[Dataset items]
□ □ □

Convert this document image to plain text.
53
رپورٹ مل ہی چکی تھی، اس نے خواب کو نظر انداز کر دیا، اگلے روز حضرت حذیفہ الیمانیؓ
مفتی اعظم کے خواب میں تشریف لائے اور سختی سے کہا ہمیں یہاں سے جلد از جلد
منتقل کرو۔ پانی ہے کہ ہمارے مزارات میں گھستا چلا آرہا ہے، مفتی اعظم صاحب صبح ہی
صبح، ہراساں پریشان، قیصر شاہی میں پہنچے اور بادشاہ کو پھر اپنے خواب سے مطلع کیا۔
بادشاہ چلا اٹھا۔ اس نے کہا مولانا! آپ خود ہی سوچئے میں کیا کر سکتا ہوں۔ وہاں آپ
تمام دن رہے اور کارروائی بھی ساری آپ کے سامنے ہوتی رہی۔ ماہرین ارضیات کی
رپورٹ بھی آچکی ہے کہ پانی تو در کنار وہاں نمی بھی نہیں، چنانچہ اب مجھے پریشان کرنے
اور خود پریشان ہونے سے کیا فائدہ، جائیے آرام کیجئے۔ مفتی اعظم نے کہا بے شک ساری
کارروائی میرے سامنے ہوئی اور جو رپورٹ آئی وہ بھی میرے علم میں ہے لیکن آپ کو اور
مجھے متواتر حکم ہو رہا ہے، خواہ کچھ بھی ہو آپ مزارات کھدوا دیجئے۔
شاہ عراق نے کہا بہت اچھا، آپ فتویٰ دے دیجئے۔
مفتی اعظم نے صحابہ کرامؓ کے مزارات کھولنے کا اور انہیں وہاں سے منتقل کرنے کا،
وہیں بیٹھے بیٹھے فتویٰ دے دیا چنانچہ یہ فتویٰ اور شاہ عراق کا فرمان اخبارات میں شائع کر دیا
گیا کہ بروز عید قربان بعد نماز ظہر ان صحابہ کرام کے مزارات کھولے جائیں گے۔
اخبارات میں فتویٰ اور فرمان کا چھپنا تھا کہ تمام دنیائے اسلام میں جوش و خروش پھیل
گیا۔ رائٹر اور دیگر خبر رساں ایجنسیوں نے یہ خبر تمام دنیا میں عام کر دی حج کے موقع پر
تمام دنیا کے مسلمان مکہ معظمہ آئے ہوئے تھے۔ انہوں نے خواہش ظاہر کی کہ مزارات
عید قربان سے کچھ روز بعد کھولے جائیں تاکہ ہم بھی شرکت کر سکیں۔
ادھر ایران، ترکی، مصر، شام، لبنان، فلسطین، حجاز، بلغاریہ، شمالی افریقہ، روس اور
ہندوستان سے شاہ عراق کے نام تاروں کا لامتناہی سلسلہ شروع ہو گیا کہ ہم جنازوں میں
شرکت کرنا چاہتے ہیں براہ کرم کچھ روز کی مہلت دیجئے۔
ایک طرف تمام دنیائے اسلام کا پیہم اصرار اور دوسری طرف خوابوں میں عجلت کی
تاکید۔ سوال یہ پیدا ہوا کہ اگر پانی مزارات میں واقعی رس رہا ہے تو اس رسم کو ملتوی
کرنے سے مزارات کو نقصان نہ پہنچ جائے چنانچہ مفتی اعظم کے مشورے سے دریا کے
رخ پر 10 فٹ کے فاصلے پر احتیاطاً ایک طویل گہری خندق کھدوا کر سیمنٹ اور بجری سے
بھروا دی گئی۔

□ □ □

▸ Work required
Print all of the entries exactly as they appear.

▸ Exercise output
Convert this document image to plain text.
53
رپورٹ مل ہی چکی تھی، اس نے خواب کو نظر انداز کر دیا، اگلے روز حضرت حذیفہ الیمانیؓ
مفتی اعظم کے خواب میں تشریف لائے اور سختی سے کہا ہمیں یہاں سے جلد از جلد
منتقل کرو۔ پانی ہے کہ ہمارے مزارات میں گھستا چلا آرہا ہے، مفتی اعظم صاحب صبح ہی
صبح، ہراساں پریشان، قیصر شاہی میں پہنچے اور بادشاہ کو پھر اپنے خواب سے مطلع کیا۔
بادشاہ چلا اٹھا۔ اس نے کہا مولانا! آپ خود ہی سوچئے میں کیا کر سکتا ہوں۔ وہاں آپ
تمام دن رہے اور کارروائی بھی ساری آپ کے سامنے ہوتی رہی۔ ماہرین ارضیات کی
رپورٹ بھی آچکی ہے کہ پانی تو در کنار وہاں نمی بھی نہیں، چنانچہ اب مجھے پریشان کرنے
اور خود پریشان ہونے سے کیا فائدہ، جائیے آرام کیجئے۔ مفتی اعظم نے کہا بے شک ساری
کارروائی میرے سامنے ہوئی اور جو رپورٹ آئی وہ بھی میرے علم میں ہے لیکن آپ کو اور
مجھے متواتر حکم ہو رہا ہے، خواہ کچھ بھی ہو آپ مزارات کھدوا دیجئے۔
شاہ عراق نے کہا بہت اچھا، آپ فتویٰ دے دیجئے۔
مفتی اعظم نے صحابہ کرامؓ کے مزارات کھولنے کا اور انہیں وہاں سے منتقل کرنے کا،
وہیں بیٹھے بیٹھے فتویٰ دے دیا چنانچہ یہ فتویٰ اور شاہ عراق کا فرمان اخبارات میں شائع کر دیا
گیا کہ بروز عید قربان بعد نماز ظہر ان صحابہ کرام کے مزارات کھولے جائیں گے۔
اخبارات میں فتویٰ اور فرمان کا چھپنا تھا کہ تمام دنیائے اسلام میں جوش و خروش پھیل
گیا۔ رائٹر اور دیگر خبر رساں ایجنسیوں نے یہ خبر تمام دنیا میں عام کر دی حج کے موقع پر
تمام دنیا کے مسلمان مکہ معظمہ آئے ہوئے تھے۔ انہوں نے خواہش ظاہر کی کہ مزارات
عید قربان سے کچھ روز بعد کھولے جائیں تاکہ ہم بھی شرکت کر سکیں۔
ادھر ایران، ترکی، مصر، شام، لبنان، فلسطین، حجاز، بلغاریہ، شمالی افریقہ، روس اور
ہندوستان سے شاہ عراق کے نام تاروں کا لامتناہی سلسلہ شروع ہو گیا کہ ہم جنازوں میں
شرکت کرنا چاہتے ہیں براہ کرم کچھ روز کی مہلت دیجئے۔
ایک طرف تمام دنیائے اسلام کا پیہم اصرار اور دوسری طرف خوابوں میں عجلت کی
تاکید۔ سوال یہ پیدا ہوا کہ اگر پانی مزارات میں واقعی رس رہا ہے تو اس رسم کو ملتوی
کرنے سے مزارات کو نقصان نہ پہنچ جائے چنانچہ مفتی اعظم کے مشورے سے دریا کے
رخ پر 10 فٹ کے فاصلے پر احتیاطاً ایک طویل گہری خندق کھدوا کر سیمنٹ اور بجری سے
بھروا دی گئی۔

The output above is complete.